- AIM OF THE EXERCISE:
Omit all images. Transcribe the rest of the material below exactly.
· · · · ·
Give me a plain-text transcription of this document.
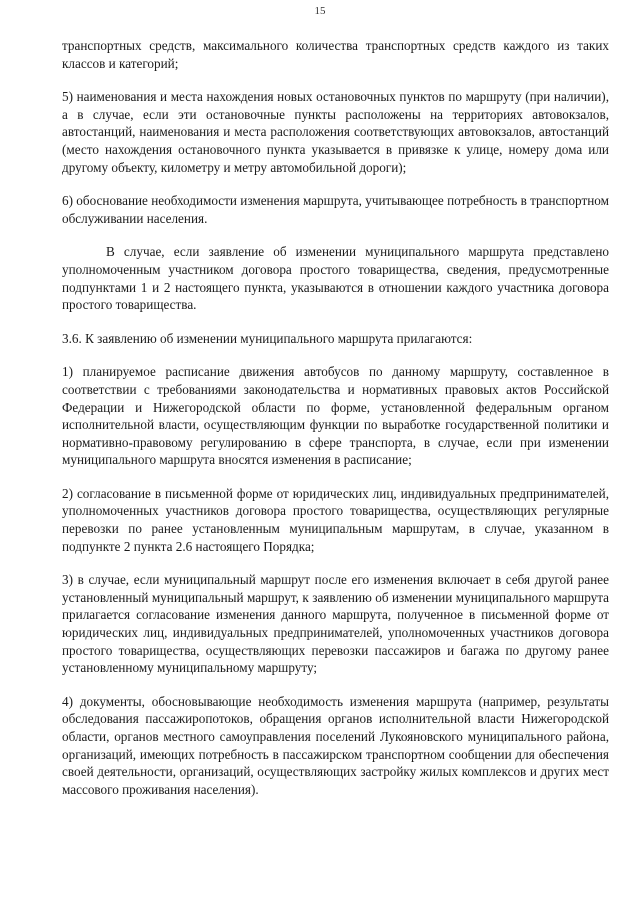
15

транспортных средств, максимального количества транспортных средств каждого из таких классов и категорий;

5) наименования и места нахождения новых остановочных пунктов по маршруту (при наличии), а в случае, если эти остановочные пункты расположены на территориях автовокзалов, автостанций, наименования и места расположения соответствующих автовокзалов, автостанций (место нахождения остановочного пункта указывается в привязке к улице, номеру дома или другому объекту, километру и метру автомобильной дороги);

6) обоснование необходимости изменения маршрута, учитывающее потребность в транспортном обслуживании населения.

В случае, если заявление об изменении муниципального маршрута представлено уполномоченным участником договора простого товарищества, сведения, предусмотренные подпунктами 1 и 2 настоящего пункта, указываются в отношении каждого участника договора простого товарищества.

3.6. К заявлению об изменении муниципального маршрута прилагаются:

1) планируемое расписание движения автобусов по данному маршруту, составленное в соответствии с требованиями законодательства и нормативных правовых актов Российской Федерации и Нижегородской области по форме, установленной федеральным органом исполнительной власти, осуществляющим функции по выработке государственной политики и нормативно-правовому регулированию в сфере транспорта, в случае, если при изменении муниципального маршрута вносятся изменения в расписание;

2) согласование в письменной форме от юридических лиц, индивидуальных предпринимателей, уполномоченных участников договора простого товарищества, осуществляющих регулярные перевозки по ранее установленным муниципальным маршрутам, в случае, указанном в подпункте 2 пункта 2.6 настоящего Порядка;

3) в случае, если муниципальный маршрут после его изменения включает в себя другой ранее установленный муниципальный маршрут, к заявлению об изменении муниципального маршрута прилагается согласование изменения данного маршрута, полученное в письменной форме от юридических лиц, индивидуальных предпринимателей, уполномоченных участников договора простого товарищества, осуществляющих перевозки пассажиров и багажа по другому ранее установленному муниципальному маршруту;

4) документы, обосновывающие необходимость изменения маршрута (например, результаты обследования пассажиропотоков, обращения органов исполнительной власти Нижегородской области, органов местного самоуправления поселений Лукояновского муниципального района, организаций, имеющих потребность в пассажирском транспортном сообщении для обеспечения своей деятельности, организаций, осуществляющих застройку жилых комплексов и других мест массового проживания населения).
· · · · ·
- OUTPUT:
Give me a plain-text transcription of this document.
15

транспортных средств, максимального количества транспортных средств каждого из таких классов и категорий;

5) наименования и места нахождения новых остановочных пунктов по маршруту (при наличии), а в случае, если эти остановочные пункты расположены на территориях автовокзалов, автостанций, наименования и места расположения соответствующих автовокзалов, автостанций (место нахождения остановочного пункта указывается в привязке к улице, номеру дома или другому объекту, километру и метру автомобильной дороги);

6) обоснование необходимости изменения маршрута, учитывающее потребность в транспортном обслуживании населения.

В случае, если заявление об изменении муниципального маршрута представлено уполномоченным участником договора простого товарищества, сведения, предусмотренные подпунктами 1 и 2 настоящего пункта, указываются в отношении каждого участника договора простого товарищества.

3.6. К заявлению об изменении муниципального маршрута прилагаются:

1) планируемое расписание движения автобусов по данному маршруту, составленное в соответствии с требованиями законодательства и нормативных правовых актов Российской Федерации и Нижегородской области по форме, установленной федеральным органом исполнительной власти, осуществляющим функции по выработке государственной политики и нормативно-правовому регулированию в сфере транспорта, в случае, если при изменении муниципального маршрута вносятся изменения в расписание;

2) согласование в письменной форме от юридических лиц, индивидуальных предпринимателей, уполномоченных участников договора простого товарищества, осуществляющих регулярные перевозки по ранее установленным муниципальным маршрутам, в случае, указанном в подпункте 2 пункта 2.6 настоящего Порядка;

3) в случае, если муниципальный маршрут после его изменения включает в себя другой ранее установленный муниципальный маршрут, к заявлению об изменении муниципального маршрута прилагается согласование изменения данного маршрута, полученное в письменной форме от юридических лиц, индивидуальных предпринимателей, уполномоченных участников договора простого товарищества, осуществляющих перевозки пассажиров и багажа по другому ранее установленному муниципальному маршруту;

4) документы, обосновывающие необходимость изменения маршрута (например, результаты обследования пассажиропотоков, обращения органов исполнительной власти Нижегородской области, органов местного самоуправления поселений Лукояновского муниципального района, организаций, имеющих потребность в пассажирском транспортном сообщении для обеспечения своей деятельности, организаций, осуществляющих застройку жилых комплексов и других мест массового проживания населения).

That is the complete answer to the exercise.